**REQUIREMENT**
Repeat the lines of the data verbatim, from the line containing "data-point (296, 180, 314, 198)" through the end of the data, both included.

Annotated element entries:
BEGIN

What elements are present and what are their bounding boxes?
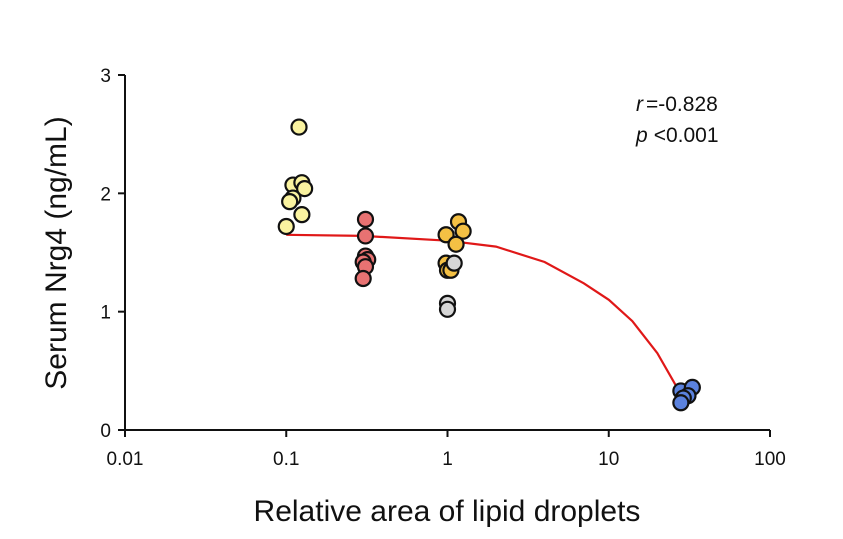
data-point (296, 180, 314, 198)
stat-p: p <0.001 (635, 124, 719, 147)
data-point (447, 235, 465, 253)
y-axis-title: Serum Nrg4 (ng/mL) (40, 116, 73, 389)
data-point (438, 300, 457, 318)
data-point (277, 217, 295, 236)
data-point (293, 206, 311, 224)
data-point (356, 227, 375, 245)
fit-curve (286, 233, 682, 396)
data-point (454, 222, 472, 240)
data-point (445, 254, 463, 272)
y-tick-label: 3 (100, 66, 111, 87)
stat-r-symbol: r (636, 93, 644, 116)
x-axis-title: Relative area of lipid droplets (254, 495, 641, 528)
series-group-blue (672, 378, 701, 412)
x-tick-label: 1 (442, 449, 453, 470)
stat-r: r =-0.828 (636, 93, 718, 116)
series-group-gray (438, 254, 463, 318)
x-tick-label: 100 (754, 449, 786, 470)
stat-p-symbol: p (635, 124, 648, 147)
data-point (281, 193, 299, 211)
y-tick-label: 1 (100, 303, 111, 324)
axis-ticks: 0.01 0.1 1 10 100 0 1 2 3 (100, 66, 785, 470)
data-point (290, 118, 308, 136)
series-group-yellow (277, 118, 314, 236)
data-points (277, 118, 701, 412)
x-tick-label: 0.01 (107, 449, 144, 470)
data-point (672, 394, 690, 412)
y-tick-label: 0 (100, 421, 111, 442)
series-group-red (354, 210, 377, 288)
stat-p-value: <0.001 (654, 124, 719, 147)
stat-r-value: =-0.828 (646, 93, 718, 116)
data-point (356, 210, 375, 228)
x-tick-label: 10 (598, 449, 619, 470)
x-tick-label: 0.1 (273, 449, 299, 470)
y-tick-label: 2 (100, 184, 111, 205)
data-point (354, 269, 372, 288)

END

**SOLUTION FOR THIS EXERCISE**
data-point (296, 180, 314, 198)
stat-p: p <0.001 (635, 124, 719, 147)
data-point (447, 235, 465, 253)
y-axis-title: Serum Nrg4 (ng/mL) (40, 116, 73, 389)
data-point (438, 300, 457, 318)
data-point (277, 217, 295, 236)
data-point (293, 206, 311, 224)
data-point (356, 227, 375, 245)
fit-curve (286, 233, 682, 396)
data-point (454, 222, 472, 240)
data-point (445, 254, 463, 272)
y-tick-label: 3 (100, 66, 111, 87)
stat-r-symbol: r (636, 93, 644, 116)
x-axis-title: Relative area of lipid droplets (254, 495, 641, 528)
series-group-blue (672, 378, 701, 412)
x-tick-label: 1 (442, 449, 453, 470)
stat-r: r =-0.828 (636, 93, 718, 116)
series-group-gray (438, 254, 463, 318)
x-tick-label: 100 (754, 449, 786, 470)
stat-p-symbol: p (635, 124, 648, 147)
data-point (281, 193, 299, 211)
y-tick-label: 1 (100, 303, 111, 324)
axis-ticks: 0.01 0.1 1 10 100 0 1 2 3 (100, 66, 785, 470)
data-point (290, 118, 308, 136)
series-group-yellow (277, 118, 314, 236)
data-points (277, 118, 701, 412)
x-tick-label: 0.01 (107, 449, 144, 470)
data-point (672, 394, 690, 412)
y-tick-label: 0 (100, 421, 111, 442)
series-group-red (354, 210, 377, 288)
stat-p-value: <0.001 (654, 124, 719, 147)
stat-r-value: =-0.828 (646, 93, 718, 116)
data-point (356, 210, 375, 228)
x-tick-label: 10 (598, 449, 619, 470)
x-tick-label: 0.1 (273, 449, 299, 470)
y-tick-label: 2 (100, 184, 111, 205)
data-point (354, 269, 372, 288)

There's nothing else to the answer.